> _What you should do_
Only a number is expected: how many lines in the data below contain the word "подписания".

****************************************

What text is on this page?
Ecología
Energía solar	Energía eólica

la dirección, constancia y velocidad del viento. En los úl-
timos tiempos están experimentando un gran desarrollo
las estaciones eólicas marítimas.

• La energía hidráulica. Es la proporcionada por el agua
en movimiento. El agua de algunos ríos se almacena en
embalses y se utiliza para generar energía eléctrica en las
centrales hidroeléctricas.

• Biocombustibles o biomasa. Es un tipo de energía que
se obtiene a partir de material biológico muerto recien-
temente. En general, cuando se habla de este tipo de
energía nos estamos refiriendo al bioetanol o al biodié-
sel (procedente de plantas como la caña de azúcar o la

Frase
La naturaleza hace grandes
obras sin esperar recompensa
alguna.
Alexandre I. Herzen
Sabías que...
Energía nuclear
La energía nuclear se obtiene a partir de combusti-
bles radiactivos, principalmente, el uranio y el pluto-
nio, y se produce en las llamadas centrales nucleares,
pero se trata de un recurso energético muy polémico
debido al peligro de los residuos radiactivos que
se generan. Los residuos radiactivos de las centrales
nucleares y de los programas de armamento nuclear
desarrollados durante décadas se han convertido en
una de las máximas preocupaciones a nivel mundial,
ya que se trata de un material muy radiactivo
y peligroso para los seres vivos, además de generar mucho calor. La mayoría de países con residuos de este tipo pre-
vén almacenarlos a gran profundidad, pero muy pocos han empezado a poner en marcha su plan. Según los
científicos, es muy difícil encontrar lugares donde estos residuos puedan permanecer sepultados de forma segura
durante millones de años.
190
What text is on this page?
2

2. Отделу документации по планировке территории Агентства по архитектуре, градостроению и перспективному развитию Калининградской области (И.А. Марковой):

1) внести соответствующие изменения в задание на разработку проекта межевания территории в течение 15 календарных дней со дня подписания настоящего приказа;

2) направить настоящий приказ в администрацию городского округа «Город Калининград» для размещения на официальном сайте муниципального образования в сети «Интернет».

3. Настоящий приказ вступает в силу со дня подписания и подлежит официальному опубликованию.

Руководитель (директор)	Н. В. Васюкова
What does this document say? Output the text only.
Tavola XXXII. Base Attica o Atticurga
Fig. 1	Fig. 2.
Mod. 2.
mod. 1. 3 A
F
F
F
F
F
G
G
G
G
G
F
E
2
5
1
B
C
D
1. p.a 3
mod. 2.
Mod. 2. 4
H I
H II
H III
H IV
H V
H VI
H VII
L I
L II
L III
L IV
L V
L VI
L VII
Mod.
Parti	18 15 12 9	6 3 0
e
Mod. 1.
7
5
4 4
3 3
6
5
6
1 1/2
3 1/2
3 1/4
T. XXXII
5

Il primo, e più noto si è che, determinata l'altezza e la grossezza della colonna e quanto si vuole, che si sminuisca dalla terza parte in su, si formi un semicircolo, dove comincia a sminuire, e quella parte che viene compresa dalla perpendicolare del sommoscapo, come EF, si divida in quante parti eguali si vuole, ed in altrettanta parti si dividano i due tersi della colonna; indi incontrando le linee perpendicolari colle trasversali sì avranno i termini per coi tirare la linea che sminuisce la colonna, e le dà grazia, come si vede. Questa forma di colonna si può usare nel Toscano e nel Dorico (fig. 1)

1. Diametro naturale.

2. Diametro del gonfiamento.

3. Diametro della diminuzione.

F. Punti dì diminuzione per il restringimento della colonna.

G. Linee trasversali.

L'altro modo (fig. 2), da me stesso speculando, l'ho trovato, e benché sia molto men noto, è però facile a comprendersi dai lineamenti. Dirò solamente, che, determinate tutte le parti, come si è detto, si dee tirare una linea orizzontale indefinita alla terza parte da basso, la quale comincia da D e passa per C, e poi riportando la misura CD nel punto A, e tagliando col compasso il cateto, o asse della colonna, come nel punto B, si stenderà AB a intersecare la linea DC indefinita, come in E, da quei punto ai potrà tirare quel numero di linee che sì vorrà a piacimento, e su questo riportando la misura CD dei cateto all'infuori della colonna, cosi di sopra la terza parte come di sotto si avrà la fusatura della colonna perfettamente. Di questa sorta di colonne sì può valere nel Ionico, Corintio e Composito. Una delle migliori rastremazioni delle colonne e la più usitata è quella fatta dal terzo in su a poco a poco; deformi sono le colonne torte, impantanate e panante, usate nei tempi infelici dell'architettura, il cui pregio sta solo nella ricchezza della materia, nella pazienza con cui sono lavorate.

****************************************

> _The response_
2